-- start of Data to process --

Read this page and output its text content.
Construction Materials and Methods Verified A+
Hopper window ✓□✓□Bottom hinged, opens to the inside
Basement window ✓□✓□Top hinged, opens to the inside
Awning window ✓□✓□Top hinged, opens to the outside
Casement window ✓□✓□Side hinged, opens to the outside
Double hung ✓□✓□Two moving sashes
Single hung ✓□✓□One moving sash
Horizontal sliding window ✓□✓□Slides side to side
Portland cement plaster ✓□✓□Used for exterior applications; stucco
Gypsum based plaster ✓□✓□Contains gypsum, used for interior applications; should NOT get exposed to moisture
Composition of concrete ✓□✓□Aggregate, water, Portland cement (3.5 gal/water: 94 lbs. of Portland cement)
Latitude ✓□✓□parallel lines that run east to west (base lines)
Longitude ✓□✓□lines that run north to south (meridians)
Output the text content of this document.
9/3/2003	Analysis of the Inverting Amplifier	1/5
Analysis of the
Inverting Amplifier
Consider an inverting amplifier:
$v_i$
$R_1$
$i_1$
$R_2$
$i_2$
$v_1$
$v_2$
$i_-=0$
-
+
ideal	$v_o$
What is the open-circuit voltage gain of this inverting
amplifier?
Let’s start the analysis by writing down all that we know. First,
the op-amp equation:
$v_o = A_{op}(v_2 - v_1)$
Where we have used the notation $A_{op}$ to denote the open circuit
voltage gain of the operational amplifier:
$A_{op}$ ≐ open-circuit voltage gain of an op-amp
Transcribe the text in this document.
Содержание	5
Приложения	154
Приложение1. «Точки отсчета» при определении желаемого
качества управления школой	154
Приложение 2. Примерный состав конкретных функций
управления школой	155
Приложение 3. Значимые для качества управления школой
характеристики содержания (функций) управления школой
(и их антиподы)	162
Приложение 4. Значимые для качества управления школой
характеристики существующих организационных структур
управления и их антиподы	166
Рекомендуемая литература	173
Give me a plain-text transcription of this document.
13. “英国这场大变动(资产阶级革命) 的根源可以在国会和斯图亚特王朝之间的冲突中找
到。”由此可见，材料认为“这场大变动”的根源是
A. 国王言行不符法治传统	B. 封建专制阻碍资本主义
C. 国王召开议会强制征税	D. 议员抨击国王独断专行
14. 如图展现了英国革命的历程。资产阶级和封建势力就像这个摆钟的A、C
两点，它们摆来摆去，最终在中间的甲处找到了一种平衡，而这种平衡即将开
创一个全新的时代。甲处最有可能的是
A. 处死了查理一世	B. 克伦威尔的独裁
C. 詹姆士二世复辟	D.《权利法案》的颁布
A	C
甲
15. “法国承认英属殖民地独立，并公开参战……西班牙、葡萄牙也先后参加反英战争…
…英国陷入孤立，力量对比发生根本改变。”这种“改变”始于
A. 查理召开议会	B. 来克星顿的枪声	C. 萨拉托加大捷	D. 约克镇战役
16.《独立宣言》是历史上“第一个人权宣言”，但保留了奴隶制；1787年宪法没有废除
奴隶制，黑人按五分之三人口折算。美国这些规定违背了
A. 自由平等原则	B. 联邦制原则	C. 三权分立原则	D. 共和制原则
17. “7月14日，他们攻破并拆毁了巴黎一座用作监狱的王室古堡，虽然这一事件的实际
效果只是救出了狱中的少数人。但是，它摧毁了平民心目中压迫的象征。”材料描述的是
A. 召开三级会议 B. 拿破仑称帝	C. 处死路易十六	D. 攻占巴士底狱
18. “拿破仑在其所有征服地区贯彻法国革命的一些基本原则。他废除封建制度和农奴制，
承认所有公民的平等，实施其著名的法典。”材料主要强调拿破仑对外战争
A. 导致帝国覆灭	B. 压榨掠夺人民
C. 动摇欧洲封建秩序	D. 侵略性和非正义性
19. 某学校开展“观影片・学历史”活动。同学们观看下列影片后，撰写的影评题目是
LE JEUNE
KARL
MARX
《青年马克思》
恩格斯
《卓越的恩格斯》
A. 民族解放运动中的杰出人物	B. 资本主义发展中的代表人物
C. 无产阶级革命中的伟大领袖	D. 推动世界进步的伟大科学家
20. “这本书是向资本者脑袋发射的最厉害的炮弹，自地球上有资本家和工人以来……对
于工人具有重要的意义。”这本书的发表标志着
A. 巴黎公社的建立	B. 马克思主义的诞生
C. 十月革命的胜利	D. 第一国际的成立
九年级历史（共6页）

-- end of Data to process --

*What is asked*
Copy all lines above containing the string "that".

*Correct result*
Latitude ✓□✓□parallel lines that run east to west (base lines)
Longitude ✓□✓□lines that run north to south (meridians)
Let’s start the analysis by writing down all that we know. First,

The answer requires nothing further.